[WHAT YOU SHOULD DO] Images must not appear in your copy; reproduce every other part of the records exactly.

***** INPUT DATA *****

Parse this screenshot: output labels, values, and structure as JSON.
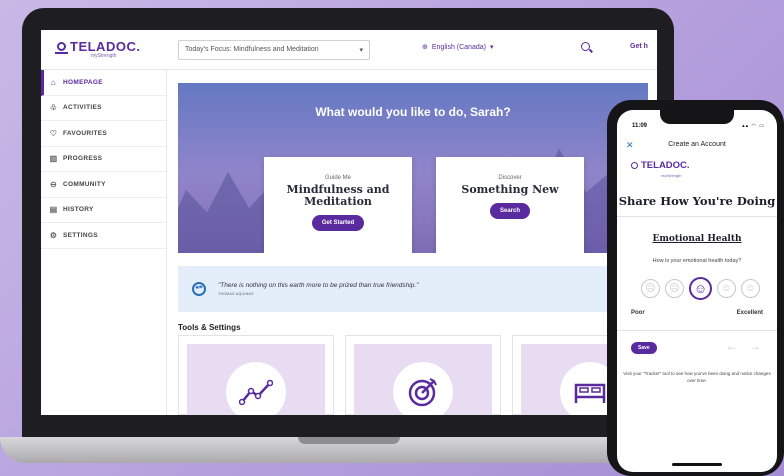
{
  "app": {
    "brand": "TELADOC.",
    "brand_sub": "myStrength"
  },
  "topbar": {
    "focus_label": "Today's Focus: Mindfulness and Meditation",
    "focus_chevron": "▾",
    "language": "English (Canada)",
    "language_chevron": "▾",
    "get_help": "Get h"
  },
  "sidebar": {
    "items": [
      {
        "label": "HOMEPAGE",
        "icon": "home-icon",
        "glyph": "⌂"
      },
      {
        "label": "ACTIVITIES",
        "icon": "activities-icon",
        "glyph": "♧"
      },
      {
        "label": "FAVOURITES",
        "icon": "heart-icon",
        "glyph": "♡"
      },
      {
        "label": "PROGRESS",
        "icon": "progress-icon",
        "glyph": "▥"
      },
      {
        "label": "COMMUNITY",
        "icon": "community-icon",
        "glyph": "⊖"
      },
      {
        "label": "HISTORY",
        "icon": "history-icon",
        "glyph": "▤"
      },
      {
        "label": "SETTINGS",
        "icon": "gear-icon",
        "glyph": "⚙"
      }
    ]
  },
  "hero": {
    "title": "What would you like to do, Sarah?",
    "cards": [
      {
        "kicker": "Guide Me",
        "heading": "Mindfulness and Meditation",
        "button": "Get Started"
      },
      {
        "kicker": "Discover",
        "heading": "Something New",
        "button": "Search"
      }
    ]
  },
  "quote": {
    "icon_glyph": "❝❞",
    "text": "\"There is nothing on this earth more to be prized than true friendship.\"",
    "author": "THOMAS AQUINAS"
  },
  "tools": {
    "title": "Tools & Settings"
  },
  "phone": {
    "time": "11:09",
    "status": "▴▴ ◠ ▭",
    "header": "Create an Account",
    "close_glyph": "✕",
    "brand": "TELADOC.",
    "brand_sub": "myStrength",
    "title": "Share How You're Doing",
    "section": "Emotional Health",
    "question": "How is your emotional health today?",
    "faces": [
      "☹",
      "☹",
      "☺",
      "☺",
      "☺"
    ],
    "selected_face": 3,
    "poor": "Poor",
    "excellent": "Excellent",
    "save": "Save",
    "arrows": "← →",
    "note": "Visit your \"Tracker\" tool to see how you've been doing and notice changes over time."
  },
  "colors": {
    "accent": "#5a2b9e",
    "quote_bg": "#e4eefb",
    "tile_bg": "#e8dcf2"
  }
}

*****

[RIGHT ANSWER]
Parse this screenshot: output labels, values, and structure as JSON.
{
  "app": {
    "brand": "TELADOC.",
    "brand_sub": "myStrength"
  },
  "topbar": {
    "focus_label": "Today's Focus: Mindfulness and Meditation",
    "focus_chevron": "▾",
    "language": "English (Canada)",
    "language_chevron": "▾",
    "get_help": "Get h"
  },
  "sidebar": {
    "items": [
      {
        "label": "HOMEPAGE",
        "icon": "home-icon",
        "glyph": "⌂"
      },
      {
        "label": "ACTIVITIES",
        "icon": "activities-icon",
        "glyph": "♧"
      },
      {
        "label": "FAVOURITES",
        "icon": "heart-icon",
        "glyph": "♡"
      },
      {
        "label": "PROGRESS",
        "icon": "progress-icon",
        "glyph": "▥"
      },
      {
        "label": "COMMUNITY",
        "icon": "community-icon",
        "glyph": "⊖"
      },
      {
        "label": "HISTORY",
        "icon": "history-icon",
        "glyph": "▤"
      },
      {
        "label": "SETTINGS",
        "icon": "gear-icon",
        "glyph": "⚙"
      }
    ]
  },
  "hero": {
    "title": "What would you like to do, Sarah?",
    "cards": [
      {
        "kicker": "Guide Me",
        "heading": "Mindfulness and Meditation",
        "button": "Get Started"
      },
      {
        "kicker": "Discover",
        "heading": "Something New",
        "button": "Search"
      }
    ]
  },
  "quote": {
    "icon_glyph": "❝❞",
    "text": "\"There is nothing on this earth more to be prized than true friendship.\"",
    "author": "THOMAS AQUINAS"
  },
  "tools": {
    "title": "Tools & Settings"
  },
  "phone": {
    "time": "11:09",
    "status": "▴▴ ◠ ▭",
    "header": "Create an Account",
    "close_glyph": "✕",
    "brand": "TELADOC.",
    "brand_sub": "myStrength",
    "title": "Share How You're Doing",
    "section": "Emotional Health",
    "question": "How is your emotional health today?",
    "faces": [
      "☹",
      "☹",
      "☺",
      "☺",
      "☺"
    ],
    "selected_face": 3,
    "poor": "Poor",
    "excellent": "Excellent",
    "save": "Save",
    "arrows": "← →",
    "note": "Visit your \"Tracker\" tool to see how you've been doing and notice changes over time."
  },
  "colors": {
    "accent": "#5a2b9e",
    "quote_bg": "#e4eefb",
    "tile_bg": "#e8dcf2"
  }
}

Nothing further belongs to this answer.